• **Passage provided**
*** Block opens ***

Use a JMS client such as Apache JMeter to execute this sample scenario.

Testing the sample scenario

When a message is successfully published, it returns an HTTP 200 response to the client (successful scenario). In a case where it fails to publish a message, it executes the fault sequence returning an HTTP 500 response to the client (failure scenario).

*** Block closes ***

• **Listed entries**
*** Block opens ***

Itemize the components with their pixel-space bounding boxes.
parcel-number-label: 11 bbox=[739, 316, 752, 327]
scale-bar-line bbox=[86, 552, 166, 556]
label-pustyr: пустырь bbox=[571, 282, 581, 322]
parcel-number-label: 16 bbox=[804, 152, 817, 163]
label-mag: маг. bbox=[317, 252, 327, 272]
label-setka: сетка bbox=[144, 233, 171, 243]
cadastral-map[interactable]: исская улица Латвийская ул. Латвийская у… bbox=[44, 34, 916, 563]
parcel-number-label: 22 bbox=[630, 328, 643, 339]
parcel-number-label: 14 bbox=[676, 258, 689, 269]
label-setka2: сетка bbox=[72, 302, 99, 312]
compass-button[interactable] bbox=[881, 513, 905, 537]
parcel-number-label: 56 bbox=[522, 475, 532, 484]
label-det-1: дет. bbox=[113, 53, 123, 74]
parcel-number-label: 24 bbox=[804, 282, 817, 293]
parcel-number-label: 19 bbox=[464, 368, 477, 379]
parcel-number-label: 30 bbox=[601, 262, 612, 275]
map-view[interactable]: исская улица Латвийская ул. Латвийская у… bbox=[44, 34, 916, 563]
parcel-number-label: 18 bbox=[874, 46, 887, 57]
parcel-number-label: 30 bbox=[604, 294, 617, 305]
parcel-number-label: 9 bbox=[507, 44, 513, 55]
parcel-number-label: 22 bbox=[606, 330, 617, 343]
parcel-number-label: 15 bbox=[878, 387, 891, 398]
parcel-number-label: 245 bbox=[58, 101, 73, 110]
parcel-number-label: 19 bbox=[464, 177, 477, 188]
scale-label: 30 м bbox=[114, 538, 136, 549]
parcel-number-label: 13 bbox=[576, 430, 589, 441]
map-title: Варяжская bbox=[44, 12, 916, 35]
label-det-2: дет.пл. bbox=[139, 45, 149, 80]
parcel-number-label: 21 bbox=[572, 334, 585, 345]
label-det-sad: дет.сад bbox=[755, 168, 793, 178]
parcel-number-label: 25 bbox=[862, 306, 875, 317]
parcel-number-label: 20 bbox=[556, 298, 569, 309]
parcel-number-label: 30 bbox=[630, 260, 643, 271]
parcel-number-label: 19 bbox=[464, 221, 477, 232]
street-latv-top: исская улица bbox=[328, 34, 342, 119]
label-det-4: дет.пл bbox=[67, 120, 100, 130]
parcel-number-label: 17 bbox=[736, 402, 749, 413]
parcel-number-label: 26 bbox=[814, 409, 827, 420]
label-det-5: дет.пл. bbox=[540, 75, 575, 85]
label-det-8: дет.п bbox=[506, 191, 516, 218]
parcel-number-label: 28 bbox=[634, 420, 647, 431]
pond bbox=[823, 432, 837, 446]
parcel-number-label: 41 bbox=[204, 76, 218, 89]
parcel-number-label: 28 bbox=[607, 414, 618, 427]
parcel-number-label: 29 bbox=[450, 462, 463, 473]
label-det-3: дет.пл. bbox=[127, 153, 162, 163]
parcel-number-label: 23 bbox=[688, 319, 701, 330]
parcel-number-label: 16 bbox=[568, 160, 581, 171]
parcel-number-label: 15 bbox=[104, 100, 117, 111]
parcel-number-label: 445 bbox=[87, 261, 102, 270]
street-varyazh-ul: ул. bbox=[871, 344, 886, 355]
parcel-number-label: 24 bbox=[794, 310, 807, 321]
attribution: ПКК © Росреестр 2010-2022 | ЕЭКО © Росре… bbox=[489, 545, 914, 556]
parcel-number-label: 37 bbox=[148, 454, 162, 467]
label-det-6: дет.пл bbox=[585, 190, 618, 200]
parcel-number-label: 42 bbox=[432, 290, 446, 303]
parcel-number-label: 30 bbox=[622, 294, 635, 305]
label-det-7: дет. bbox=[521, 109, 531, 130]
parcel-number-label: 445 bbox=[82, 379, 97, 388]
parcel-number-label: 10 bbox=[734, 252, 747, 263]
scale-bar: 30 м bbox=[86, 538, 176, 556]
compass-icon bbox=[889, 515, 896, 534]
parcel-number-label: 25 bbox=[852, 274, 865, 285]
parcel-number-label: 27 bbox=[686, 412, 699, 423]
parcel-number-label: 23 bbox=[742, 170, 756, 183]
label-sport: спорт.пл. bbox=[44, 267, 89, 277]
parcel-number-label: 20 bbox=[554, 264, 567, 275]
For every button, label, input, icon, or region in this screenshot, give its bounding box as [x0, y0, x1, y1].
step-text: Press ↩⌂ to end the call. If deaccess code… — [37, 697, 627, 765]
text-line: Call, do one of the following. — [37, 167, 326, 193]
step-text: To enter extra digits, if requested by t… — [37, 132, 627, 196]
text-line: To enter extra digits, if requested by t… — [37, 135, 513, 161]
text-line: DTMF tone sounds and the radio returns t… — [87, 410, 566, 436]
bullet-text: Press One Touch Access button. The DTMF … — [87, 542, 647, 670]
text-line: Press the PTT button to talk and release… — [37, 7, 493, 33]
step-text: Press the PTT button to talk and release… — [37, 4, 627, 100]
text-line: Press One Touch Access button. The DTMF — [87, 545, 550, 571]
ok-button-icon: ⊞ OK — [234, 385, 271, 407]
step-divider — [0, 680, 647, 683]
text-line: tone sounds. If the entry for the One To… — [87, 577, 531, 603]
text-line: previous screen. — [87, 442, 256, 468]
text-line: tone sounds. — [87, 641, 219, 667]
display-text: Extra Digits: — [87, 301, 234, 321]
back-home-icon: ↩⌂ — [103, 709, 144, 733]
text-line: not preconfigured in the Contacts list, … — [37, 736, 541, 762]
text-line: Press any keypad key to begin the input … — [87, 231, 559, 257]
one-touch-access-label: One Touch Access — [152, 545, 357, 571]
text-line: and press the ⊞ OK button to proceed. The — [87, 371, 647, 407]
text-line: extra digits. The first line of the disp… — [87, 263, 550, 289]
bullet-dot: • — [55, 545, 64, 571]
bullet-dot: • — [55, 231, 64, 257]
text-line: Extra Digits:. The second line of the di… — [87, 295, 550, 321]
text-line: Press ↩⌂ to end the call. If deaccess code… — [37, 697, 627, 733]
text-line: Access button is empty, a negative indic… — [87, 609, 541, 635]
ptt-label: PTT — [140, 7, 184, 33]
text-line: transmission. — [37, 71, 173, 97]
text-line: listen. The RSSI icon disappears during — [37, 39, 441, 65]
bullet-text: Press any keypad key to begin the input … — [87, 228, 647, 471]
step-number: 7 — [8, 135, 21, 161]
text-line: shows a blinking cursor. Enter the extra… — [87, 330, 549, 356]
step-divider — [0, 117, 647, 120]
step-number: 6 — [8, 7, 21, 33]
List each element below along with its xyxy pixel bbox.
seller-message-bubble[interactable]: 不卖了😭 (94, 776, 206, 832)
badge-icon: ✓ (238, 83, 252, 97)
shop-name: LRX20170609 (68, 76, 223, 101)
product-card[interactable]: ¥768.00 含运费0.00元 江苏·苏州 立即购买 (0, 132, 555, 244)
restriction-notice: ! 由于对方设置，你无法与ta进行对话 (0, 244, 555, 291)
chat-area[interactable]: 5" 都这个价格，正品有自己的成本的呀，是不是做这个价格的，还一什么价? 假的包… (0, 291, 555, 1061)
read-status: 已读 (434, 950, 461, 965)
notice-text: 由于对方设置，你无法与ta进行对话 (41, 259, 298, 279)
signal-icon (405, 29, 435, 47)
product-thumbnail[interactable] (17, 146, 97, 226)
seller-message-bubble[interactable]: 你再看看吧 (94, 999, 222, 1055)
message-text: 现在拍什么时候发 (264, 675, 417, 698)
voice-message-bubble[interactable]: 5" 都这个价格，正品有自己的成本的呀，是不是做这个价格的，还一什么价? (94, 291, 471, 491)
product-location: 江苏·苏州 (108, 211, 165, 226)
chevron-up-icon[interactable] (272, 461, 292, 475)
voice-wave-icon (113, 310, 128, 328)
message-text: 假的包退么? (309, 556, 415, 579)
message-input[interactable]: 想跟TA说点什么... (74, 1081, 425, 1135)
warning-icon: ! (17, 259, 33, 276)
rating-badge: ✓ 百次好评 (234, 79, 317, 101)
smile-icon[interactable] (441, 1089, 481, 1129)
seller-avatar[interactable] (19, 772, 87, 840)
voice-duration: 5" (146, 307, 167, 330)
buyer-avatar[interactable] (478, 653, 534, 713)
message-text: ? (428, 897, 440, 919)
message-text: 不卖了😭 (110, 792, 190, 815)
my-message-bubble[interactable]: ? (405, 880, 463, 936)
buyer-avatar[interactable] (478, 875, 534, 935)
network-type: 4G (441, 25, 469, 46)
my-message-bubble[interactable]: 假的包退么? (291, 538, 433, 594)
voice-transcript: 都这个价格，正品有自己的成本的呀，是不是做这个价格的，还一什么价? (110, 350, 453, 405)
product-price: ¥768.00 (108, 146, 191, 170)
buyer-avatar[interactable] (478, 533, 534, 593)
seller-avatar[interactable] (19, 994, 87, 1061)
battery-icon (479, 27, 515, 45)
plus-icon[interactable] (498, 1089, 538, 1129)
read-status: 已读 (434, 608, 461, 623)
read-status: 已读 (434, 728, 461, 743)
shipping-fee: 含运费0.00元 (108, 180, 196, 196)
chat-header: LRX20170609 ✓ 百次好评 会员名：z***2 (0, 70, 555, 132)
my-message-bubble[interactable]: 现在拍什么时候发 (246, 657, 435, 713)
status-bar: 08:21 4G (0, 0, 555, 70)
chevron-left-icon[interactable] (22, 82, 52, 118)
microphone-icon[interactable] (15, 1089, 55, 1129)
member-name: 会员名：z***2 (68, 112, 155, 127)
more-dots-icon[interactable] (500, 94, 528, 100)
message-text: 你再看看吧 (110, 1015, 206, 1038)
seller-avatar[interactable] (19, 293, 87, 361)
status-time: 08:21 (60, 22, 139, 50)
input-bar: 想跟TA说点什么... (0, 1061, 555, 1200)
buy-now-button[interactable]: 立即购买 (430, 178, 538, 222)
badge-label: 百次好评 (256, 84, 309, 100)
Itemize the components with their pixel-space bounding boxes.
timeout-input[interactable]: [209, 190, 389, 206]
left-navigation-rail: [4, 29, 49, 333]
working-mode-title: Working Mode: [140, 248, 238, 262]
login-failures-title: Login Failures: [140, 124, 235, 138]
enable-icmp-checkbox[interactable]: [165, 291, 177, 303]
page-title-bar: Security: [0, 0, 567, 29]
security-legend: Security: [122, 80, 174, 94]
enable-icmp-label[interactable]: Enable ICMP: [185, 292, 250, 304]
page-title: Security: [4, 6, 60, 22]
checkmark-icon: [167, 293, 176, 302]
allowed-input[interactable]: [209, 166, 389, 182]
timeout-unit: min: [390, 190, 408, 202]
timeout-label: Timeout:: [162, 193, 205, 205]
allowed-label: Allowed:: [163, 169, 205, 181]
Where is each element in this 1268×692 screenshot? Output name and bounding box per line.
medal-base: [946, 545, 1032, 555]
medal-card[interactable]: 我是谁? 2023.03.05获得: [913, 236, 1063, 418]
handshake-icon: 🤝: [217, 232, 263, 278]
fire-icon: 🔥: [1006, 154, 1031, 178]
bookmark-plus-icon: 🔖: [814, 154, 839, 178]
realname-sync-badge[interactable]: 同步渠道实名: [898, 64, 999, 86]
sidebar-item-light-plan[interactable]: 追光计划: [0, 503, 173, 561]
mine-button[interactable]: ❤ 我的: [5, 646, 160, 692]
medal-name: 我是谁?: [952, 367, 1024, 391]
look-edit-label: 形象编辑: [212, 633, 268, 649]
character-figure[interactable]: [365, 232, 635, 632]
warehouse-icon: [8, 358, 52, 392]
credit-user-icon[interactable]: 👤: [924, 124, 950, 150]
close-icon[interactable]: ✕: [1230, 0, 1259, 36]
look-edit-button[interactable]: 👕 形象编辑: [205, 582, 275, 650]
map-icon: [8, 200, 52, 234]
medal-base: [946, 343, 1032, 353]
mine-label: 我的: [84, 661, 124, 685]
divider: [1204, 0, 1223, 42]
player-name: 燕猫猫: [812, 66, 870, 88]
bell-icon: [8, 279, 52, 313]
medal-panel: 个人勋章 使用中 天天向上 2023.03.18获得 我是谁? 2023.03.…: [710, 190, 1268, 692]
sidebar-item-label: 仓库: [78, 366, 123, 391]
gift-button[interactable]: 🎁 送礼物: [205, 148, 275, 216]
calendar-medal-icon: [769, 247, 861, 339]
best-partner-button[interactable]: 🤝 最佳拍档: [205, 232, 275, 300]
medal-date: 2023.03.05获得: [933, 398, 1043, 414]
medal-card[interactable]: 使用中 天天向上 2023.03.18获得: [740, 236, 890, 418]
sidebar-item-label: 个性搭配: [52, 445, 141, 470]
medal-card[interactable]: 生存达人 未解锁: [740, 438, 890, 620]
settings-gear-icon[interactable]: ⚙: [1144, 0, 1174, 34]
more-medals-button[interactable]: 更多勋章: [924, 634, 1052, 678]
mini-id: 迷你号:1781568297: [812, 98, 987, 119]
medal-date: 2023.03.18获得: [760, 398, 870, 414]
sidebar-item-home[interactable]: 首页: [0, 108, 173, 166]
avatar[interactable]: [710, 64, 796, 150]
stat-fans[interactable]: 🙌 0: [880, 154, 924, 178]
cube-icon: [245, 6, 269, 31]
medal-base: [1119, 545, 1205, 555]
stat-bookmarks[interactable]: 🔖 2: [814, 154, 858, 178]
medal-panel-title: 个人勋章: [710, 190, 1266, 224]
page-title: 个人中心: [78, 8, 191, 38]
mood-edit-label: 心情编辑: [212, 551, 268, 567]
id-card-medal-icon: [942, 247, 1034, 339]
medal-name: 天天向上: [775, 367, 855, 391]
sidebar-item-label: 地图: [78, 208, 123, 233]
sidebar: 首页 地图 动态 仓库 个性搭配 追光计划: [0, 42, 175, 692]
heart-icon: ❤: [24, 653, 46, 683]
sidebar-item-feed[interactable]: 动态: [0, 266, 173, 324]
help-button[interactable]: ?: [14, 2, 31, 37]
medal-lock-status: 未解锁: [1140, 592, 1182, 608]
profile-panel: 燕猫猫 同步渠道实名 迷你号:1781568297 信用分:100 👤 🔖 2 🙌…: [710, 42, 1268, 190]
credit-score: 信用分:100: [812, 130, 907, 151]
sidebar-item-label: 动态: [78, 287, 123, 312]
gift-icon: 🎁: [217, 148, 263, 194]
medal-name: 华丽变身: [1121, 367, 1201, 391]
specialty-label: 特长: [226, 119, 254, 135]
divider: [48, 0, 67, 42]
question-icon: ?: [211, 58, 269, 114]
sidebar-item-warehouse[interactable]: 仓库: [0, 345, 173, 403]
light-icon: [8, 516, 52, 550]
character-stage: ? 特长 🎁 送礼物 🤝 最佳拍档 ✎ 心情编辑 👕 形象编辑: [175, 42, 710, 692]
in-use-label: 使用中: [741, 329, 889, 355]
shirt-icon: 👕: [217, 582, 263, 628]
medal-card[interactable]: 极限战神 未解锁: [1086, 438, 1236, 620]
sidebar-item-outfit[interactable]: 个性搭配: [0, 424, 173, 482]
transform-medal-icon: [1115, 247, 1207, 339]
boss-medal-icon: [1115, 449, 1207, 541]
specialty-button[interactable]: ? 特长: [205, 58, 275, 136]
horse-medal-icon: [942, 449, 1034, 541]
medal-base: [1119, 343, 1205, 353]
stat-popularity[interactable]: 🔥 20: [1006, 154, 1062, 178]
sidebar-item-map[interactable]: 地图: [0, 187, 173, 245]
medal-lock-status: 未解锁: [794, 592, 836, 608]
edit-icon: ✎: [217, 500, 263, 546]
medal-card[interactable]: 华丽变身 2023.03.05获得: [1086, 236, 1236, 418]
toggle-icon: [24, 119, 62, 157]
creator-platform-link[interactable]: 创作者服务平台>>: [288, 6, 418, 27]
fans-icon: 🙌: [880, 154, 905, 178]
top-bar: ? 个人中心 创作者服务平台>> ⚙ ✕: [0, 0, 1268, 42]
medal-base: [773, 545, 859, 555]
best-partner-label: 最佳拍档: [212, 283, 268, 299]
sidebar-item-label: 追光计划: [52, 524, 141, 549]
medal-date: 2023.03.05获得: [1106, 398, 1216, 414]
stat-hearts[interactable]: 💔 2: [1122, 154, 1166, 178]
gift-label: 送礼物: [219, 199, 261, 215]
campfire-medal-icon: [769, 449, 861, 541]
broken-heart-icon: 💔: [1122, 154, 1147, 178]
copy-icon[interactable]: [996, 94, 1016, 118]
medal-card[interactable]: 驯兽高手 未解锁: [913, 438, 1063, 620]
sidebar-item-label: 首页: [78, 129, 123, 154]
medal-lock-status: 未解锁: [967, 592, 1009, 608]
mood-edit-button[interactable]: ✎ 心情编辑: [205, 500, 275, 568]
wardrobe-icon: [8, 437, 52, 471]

*** Block closes ***

• **Work to complete**
1) Which tools, client types, and protocols does the JMS testing passage name?
2) Transcribe the stretch of the JMS testing passage from "Use a JMS client" through "client (failure scenario).".
3) Do these statements agree with the JMS testing passage? Answer yes or no for each, and quote the words that decide it.
(a) A successfully published message returns an HTTP 200 response to the client.
(b) Apache Kafka is the suggested client for running the sample scenario.
(c) When publishing fails, the fault sequence returns an HTTP 404 response.
None of the items is needed to answer anything about the JMS testing passage.

• **List of solutions**
1) JMS, Apache JMeter, HTTP

2)
Use a JMS client such as Apache JMeter to execute this sample scenario.

Testing the sample scenario

When a message is successfully published, it returns an HTTP 200 response to the client (successful scenario). In a case where it fails to publish a message, it executes the fault sequence returning an HTTP 500 response to the client (failure scenario).

3)
(a) Yes: "When a message is successfully published, it returns an HTTP 200 response to the client"
(b) No: "Use a JMS client such as Apache JMeter"
(c) No: "it executes the fault sequence returning an HTTP 500 response to the client"